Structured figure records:

•••••

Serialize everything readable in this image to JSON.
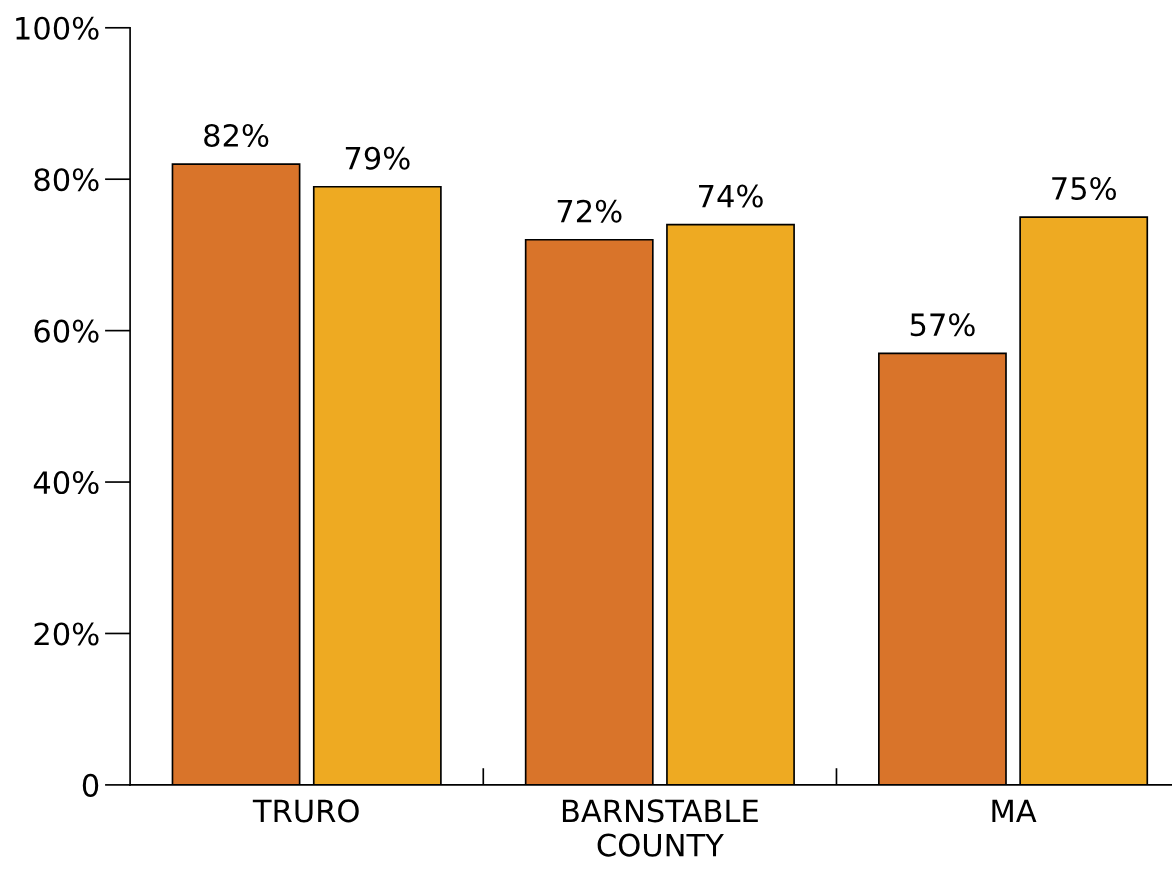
{
  "chart_data": {
    "type": "bar",
    "categories": [
      "TRURO",
      "BARNSTABLE\nCOUNTY",
      "MA"
    ],
    "series": [
      {
        "color": "#d9742a",
        "values": [
          82,
          72,
          57
        ],
        "value_labels": [
          "82%",
          "72%",
          "57%"
        ]
      },
      {
        "color": "#eeaa22",
        "values": [
          79,
          74,
          75
        ],
        "value_labels": [
          "79%",
          "74%",
          "75%"
        ]
      }
    ],
    "ylim": [
      0,
      100
    ],
    "yticks": [
      {
        "value": 0,
        "label": "0"
      },
      {
        "value": 20,
        "label": "20%"
      },
      {
        "value": 40,
        "label": "40%"
      },
      {
        "value": 60,
        "label": "60%"
      },
      {
        "value": 80,
        "label": "80%"
      },
      {
        "value": 100,
        "label": "100%"
      }
    ],
    "grid": false
  }
}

•••••

AIM OF THE EXERCISE: Give an exact copy of the material, leaving out every picture.

WRITTEN SOLUTION:
Serialize everything readable in this image to JSON.
{
  "chart_data": {
    "type": "bar",
    "categories": [
      "TRURO",
      "BARNSTABLE\nCOUNTY",
      "MA"
    ],
    "series": [
      {
        "color": "#d9742a",
        "values": [
          82,
          72,
          57
        ],
        "value_labels": [
          "82%",
          "72%",
          "57%"
        ]
      },
      {
        "color": "#eeaa22",
        "values": [
          79,
          74,
          75
        ],
        "value_labels": [
          "79%",
          "74%",
          "75%"
        ]
      }
    ],
    "ylim": [
      0,
      100
    ],
    "yticks": [
      {
        "value": 0,
        "label": "0"
      },
      {
        "value": 20,
        "label": "20%"
      },
      {
        "value": 40,
        "label": "40%"
      },
      {
        "value": 60,
        "label": "60%"
      },
      {
        "value": 80,
        "label": "80%"
      },
      {
        "value": 100,
        "label": "100%"
      }
    ],
    "grid": false
  }
}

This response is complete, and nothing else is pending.